Figure contents as structured data:
....
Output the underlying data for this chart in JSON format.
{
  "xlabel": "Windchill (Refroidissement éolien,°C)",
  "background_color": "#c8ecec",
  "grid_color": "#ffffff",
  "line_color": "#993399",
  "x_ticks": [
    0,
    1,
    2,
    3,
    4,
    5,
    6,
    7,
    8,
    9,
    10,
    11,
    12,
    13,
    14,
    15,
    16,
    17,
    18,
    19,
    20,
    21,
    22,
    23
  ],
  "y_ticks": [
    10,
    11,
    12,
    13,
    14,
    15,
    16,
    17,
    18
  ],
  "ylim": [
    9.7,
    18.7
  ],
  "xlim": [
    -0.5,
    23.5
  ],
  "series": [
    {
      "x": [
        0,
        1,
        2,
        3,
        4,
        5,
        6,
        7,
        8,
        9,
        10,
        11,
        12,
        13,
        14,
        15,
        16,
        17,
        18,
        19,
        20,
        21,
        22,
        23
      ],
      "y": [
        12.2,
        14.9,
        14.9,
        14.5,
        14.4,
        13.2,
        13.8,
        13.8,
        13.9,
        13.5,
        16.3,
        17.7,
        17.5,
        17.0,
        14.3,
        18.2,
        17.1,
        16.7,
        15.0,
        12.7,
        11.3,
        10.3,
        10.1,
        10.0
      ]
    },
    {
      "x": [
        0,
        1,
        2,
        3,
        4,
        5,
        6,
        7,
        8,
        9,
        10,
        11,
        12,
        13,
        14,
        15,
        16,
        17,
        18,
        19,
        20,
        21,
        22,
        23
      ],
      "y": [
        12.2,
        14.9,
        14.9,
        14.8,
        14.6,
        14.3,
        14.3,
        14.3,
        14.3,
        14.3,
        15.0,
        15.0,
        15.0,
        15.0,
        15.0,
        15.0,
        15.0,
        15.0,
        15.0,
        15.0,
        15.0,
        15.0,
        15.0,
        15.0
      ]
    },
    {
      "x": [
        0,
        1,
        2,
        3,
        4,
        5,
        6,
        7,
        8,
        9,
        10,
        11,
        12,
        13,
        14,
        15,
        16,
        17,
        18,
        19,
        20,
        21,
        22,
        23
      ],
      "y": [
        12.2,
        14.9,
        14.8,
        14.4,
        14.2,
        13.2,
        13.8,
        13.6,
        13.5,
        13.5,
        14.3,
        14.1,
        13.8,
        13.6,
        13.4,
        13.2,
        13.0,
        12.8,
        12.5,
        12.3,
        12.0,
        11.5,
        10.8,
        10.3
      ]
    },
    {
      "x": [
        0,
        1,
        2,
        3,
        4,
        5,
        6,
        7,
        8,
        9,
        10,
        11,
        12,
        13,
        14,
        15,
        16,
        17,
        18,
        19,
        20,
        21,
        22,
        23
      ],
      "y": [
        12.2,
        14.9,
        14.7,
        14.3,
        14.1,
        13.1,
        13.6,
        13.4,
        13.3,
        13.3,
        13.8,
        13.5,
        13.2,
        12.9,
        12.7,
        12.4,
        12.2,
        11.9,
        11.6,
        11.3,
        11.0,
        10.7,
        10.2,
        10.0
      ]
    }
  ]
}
....
> _Prompt_
Set down all of the data above, word for word.

> _Exercise solution_
Output the underlying data for this chart in JSON format.
{
  "xlabel": "Windchill (Refroidissement éolien,°C)",
  "background_color": "#c8ecec",
  "grid_color": "#ffffff",
  "line_color": "#993399",
  "x_ticks": [
    0,
    1,
    2,
    3,
    4,
    5,
    6,
    7,
    8,
    9,
    10,
    11,
    12,
    13,
    14,
    15,
    16,
    17,
    18,
    19,
    20,
    21,
    22,
    23
  ],
  "y_ticks": [
    10,
    11,
    12,
    13,
    14,
    15,
    16,
    17,
    18
  ],
  "ylim": [
    9.7,
    18.7
  ],
  "xlim": [
    -0.5,
    23.5
  ],
  "series": [
    {
      "x": [
        0,
        1,
        2,
        3,
        4,
        5,
        6,
        7,
        8,
        9,
        10,
        11,
        12,
        13,
        14,
        15,
        16,
        17,
        18,
        19,
        20,
        21,
        22,
        23
      ],
      "y": [
        12.2,
        14.9,
        14.9,
        14.5,
        14.4,
        13.2,
        13.8,
        13.8,
        13.9,
        13.5,
        16.3,
        17.7,
        17.5,
        17.0,
        14.3,
        18.2,
        17.1,
        16.7,
        15.0,
        12.7,
        11.3,
        10.3,
        10.1,
        10.0
      ]
    },
    {
      "x": [
        0,
        1,
        2,
        3,
        4,
        5,
        6,
        7,
        8,
        9,
        10,
        11,
        12,
        13,
        14,
        15,
        16,
        17,
        18,
        19,
        20,
        21,
        22,
        23
      ],
      "y": [
        12.2,
        14.9,
        14.9,
        14.8,
        14.6,
        14.3,
        14.3,
        14.3,
        14.3,
        14.3,
        15.0,
        15.0,
        15.0,
        15.0,
        15.0,
        15.0,
        15.0,
        15.0,
        15.0,
        15.0,
        15.0,
        15.0,
        15.0,
        15.0
      ]
    },
    {
      "x": [
        0,
        1,
        2,
        3,
        4,
        5,
        6,
        7,
        8,
        9,
        10,
        11,
        12,
        13,
        14,
        15,
        16,
        17,
        18,
        19,
        20,
        21,
        22,
        23
      ],
      "y": [
        12.2,
        14.9,
        14.8,
        14.4,
        14.2,
        13.2,
        13.8,
        13.6,
        13.5,
        13.5,
        14.3,
        14.1,
        13.8,
        13.6,
        13.4,
        13.2,
        13.0,
        12.8,
        12.5,
        12.3,
        12.0,
        11.5,
        10.8,
        10.3
      ]
    },
    {
      "x": [
        0,
        1,
        2,
        3,
        4,
        5,
        6,
        7,
        8,
        9,
        10,
        11,
        12,
        13,
        14,
        15,
        16,
        17,
        18,
        19,
        20,
        21,
        22,
        23
      ],
      "y": [
        12.2,
        14.9,
        14.7,
        14.3,
        14.1,
        13.1,
        13.6,
        13.4,
        13.3,
        13.3,
        13.8,
        13.5,
        13.2,
        12.9,
        12.7,
        12.4,
        12.2,
        11.9,
        11.6,
        11.3,
        11.0,
        10.7,
        10.2,
        10.0
      ]
    }
  ]
}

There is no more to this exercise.